# TASK OBJECTIVE
Of all the lines in the material, how many contain the word "poczucia"? State the number alone.

[Dataset records]
--- --- ---
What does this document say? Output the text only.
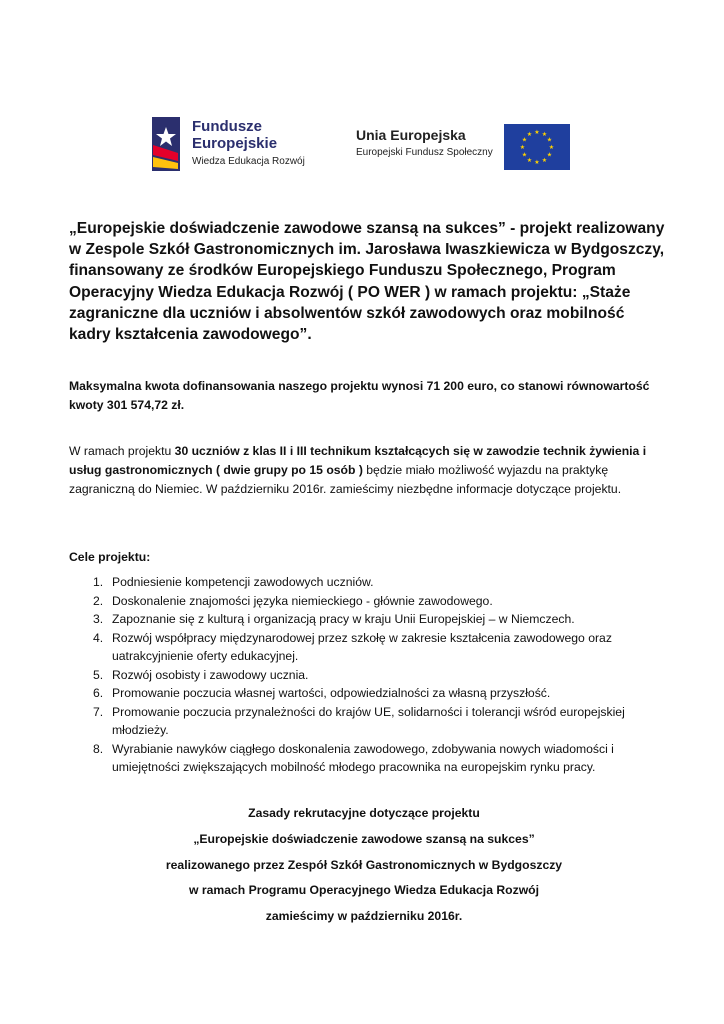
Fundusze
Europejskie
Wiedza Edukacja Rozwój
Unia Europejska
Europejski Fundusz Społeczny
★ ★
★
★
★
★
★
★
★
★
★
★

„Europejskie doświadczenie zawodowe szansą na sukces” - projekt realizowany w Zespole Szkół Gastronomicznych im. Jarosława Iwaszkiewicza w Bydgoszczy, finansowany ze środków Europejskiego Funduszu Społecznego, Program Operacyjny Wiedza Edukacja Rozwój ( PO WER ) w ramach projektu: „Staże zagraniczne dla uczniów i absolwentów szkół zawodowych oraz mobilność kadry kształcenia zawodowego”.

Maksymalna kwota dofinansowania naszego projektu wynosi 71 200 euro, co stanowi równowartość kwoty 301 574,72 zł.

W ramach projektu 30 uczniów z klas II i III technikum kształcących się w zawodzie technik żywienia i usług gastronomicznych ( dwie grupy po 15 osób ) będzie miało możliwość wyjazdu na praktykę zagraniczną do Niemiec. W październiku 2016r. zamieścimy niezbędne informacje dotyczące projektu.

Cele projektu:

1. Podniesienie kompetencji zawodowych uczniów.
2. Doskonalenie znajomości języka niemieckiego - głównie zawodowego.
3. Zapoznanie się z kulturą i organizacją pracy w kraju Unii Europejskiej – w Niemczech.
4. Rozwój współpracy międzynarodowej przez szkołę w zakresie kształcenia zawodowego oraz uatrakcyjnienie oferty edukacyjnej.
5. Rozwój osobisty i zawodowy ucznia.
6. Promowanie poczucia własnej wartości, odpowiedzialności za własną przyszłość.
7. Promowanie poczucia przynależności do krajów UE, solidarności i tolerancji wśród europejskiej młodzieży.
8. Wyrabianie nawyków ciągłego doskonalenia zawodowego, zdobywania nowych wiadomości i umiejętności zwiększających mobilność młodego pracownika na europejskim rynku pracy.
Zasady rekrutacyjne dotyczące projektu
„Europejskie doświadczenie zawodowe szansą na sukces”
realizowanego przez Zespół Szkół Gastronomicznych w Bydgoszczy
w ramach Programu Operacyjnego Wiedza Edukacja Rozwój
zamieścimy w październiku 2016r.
--- --- ---
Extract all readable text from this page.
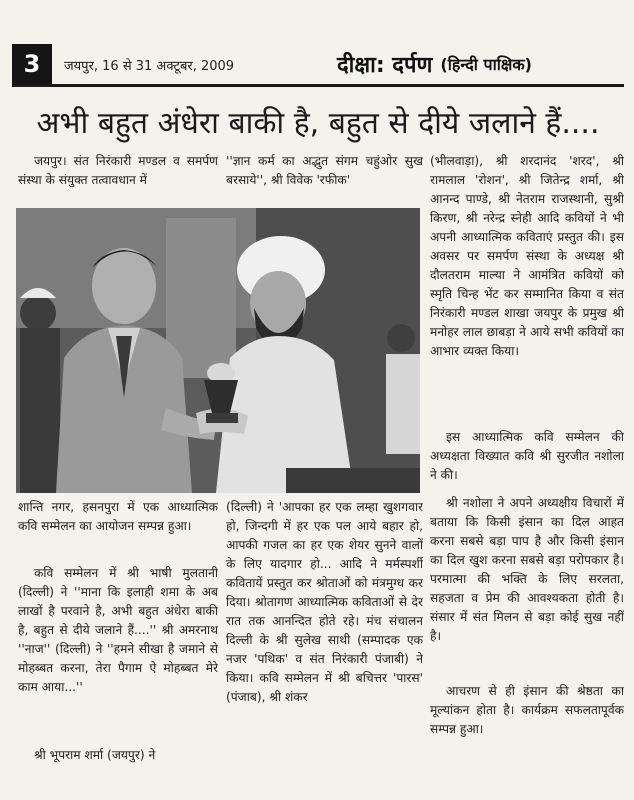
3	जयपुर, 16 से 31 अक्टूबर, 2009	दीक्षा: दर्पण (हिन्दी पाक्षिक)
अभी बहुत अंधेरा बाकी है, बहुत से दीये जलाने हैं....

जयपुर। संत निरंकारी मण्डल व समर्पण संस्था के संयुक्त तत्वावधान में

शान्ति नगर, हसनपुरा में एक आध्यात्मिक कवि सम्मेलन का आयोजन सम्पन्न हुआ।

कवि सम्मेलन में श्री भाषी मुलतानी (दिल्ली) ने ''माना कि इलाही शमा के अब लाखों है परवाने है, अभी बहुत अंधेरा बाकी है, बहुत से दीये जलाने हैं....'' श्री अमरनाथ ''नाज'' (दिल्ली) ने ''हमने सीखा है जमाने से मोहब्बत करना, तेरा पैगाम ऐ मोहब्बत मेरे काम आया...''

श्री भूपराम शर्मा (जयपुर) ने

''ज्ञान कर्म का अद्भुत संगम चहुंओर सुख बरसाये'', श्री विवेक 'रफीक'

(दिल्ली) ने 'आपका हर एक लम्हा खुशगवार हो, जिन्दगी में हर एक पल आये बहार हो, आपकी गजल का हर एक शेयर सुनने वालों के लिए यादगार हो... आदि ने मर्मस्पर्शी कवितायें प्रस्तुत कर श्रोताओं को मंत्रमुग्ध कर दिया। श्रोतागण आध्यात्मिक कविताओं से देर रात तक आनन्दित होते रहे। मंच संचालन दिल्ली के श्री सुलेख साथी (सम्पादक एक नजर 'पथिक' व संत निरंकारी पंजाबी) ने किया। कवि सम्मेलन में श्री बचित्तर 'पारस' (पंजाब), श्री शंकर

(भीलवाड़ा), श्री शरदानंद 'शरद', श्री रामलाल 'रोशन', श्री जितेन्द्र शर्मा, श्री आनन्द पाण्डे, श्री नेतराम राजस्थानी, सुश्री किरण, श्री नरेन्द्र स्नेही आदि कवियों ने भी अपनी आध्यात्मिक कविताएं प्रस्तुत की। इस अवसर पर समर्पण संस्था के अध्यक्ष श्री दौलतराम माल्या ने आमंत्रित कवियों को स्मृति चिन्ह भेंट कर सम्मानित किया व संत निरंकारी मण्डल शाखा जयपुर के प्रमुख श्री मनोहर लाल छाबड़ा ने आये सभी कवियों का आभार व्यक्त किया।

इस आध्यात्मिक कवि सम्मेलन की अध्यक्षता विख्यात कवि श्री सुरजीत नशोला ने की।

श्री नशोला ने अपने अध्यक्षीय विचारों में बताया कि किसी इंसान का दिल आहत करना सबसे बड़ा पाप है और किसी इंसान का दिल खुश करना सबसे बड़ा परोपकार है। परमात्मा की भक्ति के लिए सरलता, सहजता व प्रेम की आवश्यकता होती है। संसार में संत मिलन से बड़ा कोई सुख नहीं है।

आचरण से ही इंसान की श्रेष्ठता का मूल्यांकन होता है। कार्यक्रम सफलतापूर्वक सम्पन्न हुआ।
--- --- ---
# CORRECT RESULT
2